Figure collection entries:
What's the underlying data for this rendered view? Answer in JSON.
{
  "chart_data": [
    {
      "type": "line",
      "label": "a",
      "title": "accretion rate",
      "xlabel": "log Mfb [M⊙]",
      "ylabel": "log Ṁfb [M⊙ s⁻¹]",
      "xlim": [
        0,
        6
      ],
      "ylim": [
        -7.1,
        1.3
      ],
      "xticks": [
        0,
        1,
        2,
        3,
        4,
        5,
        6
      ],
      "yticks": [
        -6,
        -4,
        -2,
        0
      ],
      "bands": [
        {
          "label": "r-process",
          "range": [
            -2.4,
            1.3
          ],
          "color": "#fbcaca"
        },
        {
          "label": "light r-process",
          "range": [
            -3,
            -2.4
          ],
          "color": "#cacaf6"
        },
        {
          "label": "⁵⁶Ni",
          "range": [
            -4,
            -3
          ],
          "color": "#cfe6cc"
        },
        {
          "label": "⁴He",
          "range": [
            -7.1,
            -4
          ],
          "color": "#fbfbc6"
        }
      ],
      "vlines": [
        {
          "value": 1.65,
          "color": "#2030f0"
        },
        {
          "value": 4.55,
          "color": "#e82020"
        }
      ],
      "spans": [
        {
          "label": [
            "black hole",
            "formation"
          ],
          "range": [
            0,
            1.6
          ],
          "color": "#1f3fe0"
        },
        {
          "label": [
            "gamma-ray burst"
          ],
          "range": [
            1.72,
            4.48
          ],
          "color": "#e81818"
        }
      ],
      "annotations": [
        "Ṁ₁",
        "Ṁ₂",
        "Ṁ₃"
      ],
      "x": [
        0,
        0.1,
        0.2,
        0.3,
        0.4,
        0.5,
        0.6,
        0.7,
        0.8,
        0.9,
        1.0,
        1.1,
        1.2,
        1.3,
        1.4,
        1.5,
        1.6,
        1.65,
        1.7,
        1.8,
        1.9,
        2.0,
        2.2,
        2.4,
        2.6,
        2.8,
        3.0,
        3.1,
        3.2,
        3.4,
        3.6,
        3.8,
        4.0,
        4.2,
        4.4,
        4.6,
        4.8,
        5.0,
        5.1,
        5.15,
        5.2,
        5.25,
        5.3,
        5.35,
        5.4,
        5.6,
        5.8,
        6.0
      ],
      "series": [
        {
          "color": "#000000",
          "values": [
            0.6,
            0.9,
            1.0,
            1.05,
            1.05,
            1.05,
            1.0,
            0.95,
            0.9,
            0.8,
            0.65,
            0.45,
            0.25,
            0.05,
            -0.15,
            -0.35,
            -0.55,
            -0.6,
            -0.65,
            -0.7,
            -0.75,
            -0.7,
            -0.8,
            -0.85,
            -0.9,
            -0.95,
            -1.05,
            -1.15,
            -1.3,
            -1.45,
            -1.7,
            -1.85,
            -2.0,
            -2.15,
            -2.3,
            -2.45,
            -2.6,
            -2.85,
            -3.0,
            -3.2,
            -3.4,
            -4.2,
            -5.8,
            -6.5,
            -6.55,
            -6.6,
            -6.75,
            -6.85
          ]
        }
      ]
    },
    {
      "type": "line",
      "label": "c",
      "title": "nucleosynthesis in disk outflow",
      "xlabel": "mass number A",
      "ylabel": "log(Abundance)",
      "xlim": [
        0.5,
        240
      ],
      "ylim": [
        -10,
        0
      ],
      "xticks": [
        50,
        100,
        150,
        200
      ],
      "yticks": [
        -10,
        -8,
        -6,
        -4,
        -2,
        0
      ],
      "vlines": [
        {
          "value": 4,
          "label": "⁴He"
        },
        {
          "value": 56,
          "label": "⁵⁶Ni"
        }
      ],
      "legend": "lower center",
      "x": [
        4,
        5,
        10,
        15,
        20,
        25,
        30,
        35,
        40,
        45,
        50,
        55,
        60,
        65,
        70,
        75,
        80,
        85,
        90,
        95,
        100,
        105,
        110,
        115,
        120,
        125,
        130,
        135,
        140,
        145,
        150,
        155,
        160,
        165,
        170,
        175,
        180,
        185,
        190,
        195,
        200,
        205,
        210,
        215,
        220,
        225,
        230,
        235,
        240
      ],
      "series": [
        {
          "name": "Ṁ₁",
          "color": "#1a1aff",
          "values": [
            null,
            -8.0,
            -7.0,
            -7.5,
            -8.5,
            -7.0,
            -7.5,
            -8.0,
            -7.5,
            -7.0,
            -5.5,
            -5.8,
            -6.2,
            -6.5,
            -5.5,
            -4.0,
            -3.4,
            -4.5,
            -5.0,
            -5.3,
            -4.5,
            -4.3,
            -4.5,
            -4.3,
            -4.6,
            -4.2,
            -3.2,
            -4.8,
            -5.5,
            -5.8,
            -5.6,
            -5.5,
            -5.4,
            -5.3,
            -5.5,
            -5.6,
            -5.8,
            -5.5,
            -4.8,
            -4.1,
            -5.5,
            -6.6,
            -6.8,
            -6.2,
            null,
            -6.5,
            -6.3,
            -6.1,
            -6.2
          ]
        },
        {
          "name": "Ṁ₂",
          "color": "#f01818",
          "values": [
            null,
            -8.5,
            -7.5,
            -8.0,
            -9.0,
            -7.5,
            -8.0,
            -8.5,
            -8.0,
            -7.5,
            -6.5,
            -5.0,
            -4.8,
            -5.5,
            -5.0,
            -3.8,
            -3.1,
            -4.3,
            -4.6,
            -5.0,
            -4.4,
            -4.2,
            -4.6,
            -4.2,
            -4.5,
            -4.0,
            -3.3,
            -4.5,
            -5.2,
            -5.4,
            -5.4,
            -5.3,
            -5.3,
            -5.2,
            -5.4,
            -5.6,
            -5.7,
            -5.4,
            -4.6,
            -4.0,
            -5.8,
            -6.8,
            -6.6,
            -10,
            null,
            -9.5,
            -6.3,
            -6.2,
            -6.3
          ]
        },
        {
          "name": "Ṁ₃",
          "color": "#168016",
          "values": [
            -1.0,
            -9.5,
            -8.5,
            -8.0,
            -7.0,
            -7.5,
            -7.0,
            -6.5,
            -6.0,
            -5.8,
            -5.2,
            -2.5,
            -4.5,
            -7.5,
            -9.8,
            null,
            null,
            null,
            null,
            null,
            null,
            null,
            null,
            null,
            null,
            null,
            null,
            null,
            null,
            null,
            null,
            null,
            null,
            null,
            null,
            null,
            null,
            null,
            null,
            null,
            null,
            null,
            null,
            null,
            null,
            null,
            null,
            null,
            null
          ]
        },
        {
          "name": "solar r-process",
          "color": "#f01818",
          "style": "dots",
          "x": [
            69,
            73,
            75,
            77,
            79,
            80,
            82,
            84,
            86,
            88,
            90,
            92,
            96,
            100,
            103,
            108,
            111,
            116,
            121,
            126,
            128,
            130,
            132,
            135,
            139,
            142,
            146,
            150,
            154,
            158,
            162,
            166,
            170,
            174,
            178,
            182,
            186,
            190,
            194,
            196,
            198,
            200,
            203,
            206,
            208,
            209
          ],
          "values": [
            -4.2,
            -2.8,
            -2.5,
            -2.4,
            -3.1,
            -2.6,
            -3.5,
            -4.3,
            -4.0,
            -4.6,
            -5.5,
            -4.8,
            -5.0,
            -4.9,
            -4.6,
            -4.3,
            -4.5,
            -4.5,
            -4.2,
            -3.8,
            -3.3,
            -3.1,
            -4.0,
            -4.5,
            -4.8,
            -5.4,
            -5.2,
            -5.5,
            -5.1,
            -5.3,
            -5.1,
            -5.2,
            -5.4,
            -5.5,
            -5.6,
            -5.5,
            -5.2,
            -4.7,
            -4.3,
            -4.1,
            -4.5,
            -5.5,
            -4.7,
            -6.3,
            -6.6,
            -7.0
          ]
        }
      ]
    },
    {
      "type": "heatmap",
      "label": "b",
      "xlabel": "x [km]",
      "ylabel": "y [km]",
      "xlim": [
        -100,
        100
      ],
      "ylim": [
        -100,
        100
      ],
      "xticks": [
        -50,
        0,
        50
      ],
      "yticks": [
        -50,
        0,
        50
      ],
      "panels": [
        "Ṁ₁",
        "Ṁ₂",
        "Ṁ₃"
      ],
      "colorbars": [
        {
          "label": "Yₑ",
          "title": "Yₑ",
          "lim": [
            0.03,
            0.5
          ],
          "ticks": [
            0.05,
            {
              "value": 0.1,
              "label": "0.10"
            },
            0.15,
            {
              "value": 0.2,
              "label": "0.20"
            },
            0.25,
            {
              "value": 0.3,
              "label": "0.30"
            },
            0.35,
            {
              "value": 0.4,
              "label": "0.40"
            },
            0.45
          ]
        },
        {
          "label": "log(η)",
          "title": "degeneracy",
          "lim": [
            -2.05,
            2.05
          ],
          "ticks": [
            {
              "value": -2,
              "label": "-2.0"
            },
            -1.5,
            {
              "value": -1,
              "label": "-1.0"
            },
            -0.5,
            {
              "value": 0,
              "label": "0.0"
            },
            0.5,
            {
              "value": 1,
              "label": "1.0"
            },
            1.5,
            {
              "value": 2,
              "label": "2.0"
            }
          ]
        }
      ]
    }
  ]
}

> _Exercise objective_:
Extract each line holding the string "ylabel".

> _Task response_:
      "ylabel": "log Ṁfb [M⊙ s⁻¹]",
      "ylabel": "log(Abundance)",
      "ylabel": "y [km]",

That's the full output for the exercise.